■ EXCERPTED PASSAGE ■

To: KellyAdmirer
The classic 1960's Star Trek also included male-female gender roles that look fairly quaint today. More recent Star Treks have figured out that Christianity as it exists today will just not be a part of the everyday world in the 25th Century.
Contact with intelligent beings from other planets will surely shape the religious beliefs of Earth people. No branch of Christianity today appears as it did four or five hundred years ago (if such a denomination even existed), why should we expect them to be recognizable in a few centuries from now?
To: hunter112
The classic 1960's Star Trek also included male-female gender roles that look fairly quaint today.They were radical then. "You've come a long way, baby" and the original Star Trek was out in front leading the way.
30 posted on
12/11/2002 8:57:19 PM PST by
altair
To: hunter112
For what it's worth, there was mention of God in the original series. I refer to the episode where Kirk was on this planet ruled by Apollo, the last of the mythological "gods."
Seems these space aliens had visited earth and been proclaimed deities by the Greeks/Romans. The ETs evidently said, "Hey? Who are we to argue? It's their planet." And they ruled for awhile from atop Mt. Olympus.

■ LISTED RECORDS ■
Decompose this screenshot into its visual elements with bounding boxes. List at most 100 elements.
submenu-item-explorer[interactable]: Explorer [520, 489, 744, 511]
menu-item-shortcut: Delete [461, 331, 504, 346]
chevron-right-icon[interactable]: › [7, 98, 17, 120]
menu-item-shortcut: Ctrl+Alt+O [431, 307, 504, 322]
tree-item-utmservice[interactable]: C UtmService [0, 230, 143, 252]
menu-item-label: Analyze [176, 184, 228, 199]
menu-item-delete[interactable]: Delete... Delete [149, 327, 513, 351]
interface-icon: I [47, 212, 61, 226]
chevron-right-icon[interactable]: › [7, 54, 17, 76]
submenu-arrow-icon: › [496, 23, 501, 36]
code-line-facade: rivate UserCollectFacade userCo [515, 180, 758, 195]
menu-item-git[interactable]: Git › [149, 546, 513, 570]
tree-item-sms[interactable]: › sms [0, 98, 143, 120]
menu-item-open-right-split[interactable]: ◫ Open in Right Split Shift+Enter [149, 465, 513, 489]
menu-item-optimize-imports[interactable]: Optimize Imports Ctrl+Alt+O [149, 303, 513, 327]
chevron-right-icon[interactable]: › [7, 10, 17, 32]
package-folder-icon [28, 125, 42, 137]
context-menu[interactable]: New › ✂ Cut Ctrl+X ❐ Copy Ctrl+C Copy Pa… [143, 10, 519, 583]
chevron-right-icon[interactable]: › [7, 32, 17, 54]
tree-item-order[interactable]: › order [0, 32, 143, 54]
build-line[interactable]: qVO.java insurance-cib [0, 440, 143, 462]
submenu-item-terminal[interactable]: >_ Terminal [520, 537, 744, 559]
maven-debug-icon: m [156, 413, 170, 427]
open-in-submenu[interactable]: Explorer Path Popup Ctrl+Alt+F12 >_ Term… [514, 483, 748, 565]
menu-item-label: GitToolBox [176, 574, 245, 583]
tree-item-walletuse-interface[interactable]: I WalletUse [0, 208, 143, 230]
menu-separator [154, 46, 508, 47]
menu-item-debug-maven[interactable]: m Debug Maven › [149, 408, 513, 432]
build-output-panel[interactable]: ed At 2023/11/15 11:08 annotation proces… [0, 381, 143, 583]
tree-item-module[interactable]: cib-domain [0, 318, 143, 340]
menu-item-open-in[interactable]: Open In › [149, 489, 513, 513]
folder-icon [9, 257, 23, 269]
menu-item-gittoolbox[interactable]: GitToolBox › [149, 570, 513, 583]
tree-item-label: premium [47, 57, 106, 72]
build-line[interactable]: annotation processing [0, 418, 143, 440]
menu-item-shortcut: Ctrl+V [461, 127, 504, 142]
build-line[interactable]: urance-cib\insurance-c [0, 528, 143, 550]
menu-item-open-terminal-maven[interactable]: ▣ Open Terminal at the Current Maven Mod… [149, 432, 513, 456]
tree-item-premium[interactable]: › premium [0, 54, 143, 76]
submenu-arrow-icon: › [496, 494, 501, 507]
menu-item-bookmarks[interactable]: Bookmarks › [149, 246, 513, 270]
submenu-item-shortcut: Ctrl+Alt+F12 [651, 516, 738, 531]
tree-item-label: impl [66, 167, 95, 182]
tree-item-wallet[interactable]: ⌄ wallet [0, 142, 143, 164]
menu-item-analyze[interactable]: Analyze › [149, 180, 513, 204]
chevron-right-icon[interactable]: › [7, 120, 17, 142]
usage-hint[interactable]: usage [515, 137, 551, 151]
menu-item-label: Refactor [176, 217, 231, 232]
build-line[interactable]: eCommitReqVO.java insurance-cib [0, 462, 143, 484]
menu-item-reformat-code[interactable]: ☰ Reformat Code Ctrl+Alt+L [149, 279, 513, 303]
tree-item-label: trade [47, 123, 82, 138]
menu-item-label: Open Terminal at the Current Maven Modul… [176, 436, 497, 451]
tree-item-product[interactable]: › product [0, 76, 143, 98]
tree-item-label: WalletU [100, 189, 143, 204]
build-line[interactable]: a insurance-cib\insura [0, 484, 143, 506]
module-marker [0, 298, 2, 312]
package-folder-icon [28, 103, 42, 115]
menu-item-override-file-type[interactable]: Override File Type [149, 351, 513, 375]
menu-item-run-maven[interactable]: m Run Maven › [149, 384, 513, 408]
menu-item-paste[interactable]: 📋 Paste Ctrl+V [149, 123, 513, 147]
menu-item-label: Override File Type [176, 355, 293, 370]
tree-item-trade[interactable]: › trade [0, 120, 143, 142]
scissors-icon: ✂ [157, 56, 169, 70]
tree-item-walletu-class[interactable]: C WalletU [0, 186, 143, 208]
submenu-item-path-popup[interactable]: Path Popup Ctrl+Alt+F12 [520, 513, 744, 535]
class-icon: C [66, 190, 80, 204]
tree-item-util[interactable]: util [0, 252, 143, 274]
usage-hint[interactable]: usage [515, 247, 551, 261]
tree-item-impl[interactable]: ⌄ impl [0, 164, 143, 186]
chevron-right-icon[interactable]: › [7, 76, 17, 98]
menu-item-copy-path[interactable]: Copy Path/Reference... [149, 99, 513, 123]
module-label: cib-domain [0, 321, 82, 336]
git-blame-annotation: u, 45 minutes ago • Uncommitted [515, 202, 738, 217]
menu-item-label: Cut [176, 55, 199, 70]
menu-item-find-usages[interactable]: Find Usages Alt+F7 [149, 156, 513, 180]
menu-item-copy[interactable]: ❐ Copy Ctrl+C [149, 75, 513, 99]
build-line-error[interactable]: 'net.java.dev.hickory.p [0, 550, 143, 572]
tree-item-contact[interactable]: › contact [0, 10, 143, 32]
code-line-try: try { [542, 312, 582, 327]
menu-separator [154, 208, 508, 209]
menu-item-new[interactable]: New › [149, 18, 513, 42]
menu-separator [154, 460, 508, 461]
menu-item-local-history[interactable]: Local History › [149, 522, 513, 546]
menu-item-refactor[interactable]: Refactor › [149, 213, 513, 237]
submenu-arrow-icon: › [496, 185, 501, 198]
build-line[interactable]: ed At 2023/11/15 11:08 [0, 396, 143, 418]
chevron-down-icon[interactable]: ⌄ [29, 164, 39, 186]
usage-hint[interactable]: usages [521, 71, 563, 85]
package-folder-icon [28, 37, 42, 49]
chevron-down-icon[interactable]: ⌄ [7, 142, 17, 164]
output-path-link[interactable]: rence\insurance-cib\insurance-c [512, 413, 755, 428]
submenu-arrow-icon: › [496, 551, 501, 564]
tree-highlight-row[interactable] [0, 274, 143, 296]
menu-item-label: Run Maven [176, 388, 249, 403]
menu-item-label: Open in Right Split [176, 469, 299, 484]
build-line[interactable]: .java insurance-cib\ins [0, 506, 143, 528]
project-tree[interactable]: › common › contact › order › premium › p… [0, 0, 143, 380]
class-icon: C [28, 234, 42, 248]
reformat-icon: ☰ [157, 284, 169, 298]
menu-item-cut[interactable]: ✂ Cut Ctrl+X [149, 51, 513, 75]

■ EXPLORE THE MATERIAL ■
[1] List every forum username that appears in the Star Trek discussion.
[2] Carry on the Star Trek discussion from its last sentence.
The records have nothing to do with the Star Trek discussion.

■ ANSWERS IN ORDER ■
[1] KellyAdmirer, hunter112, altair

[2]
Later, they quit Olympus and left Earth for new digs. The reason? As Apollo mournfully explained, "The people ceased to believe." Read: Christianity freed the Mediterranean Basin from superstition.
At any rate, Apollo, the last of the laid off gods, is attracted to one of Kirk's officers in the landing party. Naturally, she is nothing short of stunning.
Apollo wants her to be his bride and goddess. She's flattered by the attention and is starting to succumb to his Greco-Roman charm.
Kirk slaps some sense into her (figuratively or literally, I can't recall), reminds her of her oath to Star Fleet, her duty to the ship, the price of tea in China, etc. Seems Apollo wants to beam all the crew of the Enterprise down to his planet so they can tend sheep and worship him.
Kirk persuades Landing Party Babe to help the regular cast overthrow Apollo.
Spock soon finds "A's" power source in some poor man's Parthenon -- a backdrop for Apollo's smoke-and-mirrors special effects. The Enterprise Brain Trust figure out that if Kirk, Scotty, Bones and Spock laugh at Apollo's pretensions to deity, it will provoke him into a fury and lead to a galactic coronary.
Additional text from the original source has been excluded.